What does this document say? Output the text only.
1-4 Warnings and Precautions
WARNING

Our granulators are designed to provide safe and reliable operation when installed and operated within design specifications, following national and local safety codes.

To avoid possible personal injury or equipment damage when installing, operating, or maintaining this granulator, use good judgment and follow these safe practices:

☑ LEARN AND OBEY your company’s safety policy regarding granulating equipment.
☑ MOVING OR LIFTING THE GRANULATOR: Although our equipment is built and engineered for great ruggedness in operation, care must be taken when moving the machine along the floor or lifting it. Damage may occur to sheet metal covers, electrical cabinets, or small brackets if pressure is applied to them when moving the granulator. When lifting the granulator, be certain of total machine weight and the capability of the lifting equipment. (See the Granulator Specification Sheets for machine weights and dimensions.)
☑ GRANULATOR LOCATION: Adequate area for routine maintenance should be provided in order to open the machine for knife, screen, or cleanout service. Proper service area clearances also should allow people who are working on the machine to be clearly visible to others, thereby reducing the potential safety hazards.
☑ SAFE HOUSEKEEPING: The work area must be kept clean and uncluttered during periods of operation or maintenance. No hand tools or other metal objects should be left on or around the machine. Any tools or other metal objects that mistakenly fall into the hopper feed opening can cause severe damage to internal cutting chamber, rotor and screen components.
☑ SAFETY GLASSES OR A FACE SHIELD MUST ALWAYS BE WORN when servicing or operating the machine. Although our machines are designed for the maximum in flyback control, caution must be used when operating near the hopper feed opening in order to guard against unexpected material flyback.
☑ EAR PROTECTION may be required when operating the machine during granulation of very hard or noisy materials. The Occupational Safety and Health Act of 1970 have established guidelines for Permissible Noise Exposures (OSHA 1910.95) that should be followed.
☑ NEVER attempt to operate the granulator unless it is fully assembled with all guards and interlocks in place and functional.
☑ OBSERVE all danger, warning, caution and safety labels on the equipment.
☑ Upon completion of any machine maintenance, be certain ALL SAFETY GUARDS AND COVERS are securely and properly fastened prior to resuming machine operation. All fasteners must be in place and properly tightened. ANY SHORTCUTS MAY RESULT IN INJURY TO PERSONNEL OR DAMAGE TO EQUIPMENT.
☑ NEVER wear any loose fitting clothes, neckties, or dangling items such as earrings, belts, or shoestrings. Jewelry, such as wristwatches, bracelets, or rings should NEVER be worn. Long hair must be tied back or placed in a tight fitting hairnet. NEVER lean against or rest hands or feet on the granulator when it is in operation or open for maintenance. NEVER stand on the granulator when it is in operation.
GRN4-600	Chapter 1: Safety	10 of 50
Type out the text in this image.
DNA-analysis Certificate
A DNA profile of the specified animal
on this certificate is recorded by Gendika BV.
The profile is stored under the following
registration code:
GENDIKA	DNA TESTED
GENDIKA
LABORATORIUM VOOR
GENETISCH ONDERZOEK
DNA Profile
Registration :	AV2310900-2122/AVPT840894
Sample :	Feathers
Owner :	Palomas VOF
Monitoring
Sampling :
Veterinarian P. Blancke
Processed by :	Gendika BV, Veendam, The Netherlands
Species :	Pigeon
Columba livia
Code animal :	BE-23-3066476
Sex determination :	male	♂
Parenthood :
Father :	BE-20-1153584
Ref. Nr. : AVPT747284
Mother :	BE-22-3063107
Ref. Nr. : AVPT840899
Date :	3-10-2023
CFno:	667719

++++++

Task prompt -
Starting at the line that contains "Type out the text in this image.", write out every line to the end of the entries, exactly as given.

Response -
Type out the text in this image.
DNA-analysis Certificate
A DNA profile of the specified animal
on this certificate is recorded by Gendika BV.
The profile is stored under the following
registration code:
GENDIKA	DNA TESTED
GENDIKA
LABORATORIUM VOOR
GENETISCH ONDERZOEK
DNA Profile
Registration :	AV2310900-2122/AVPT840894
Sample :	Feathers
Owner :	Palomas VOF
Monitoring
Sampling :
Veterinarian P. Blancke
Processed by :	Gendika BV, Veendam, The Netherlands
Species :	Pigeon
Columba livia
Code animal :	BE-23-3066476
Sex determination :	male	♂
Parenthood :
Father :	BE-20-1153584
Ref. Nr. : AVPT747284
Mother :	BE-22-3063107
Ref. Nr. : AVPT840899
Date :	3-10-2023
CFno:	667719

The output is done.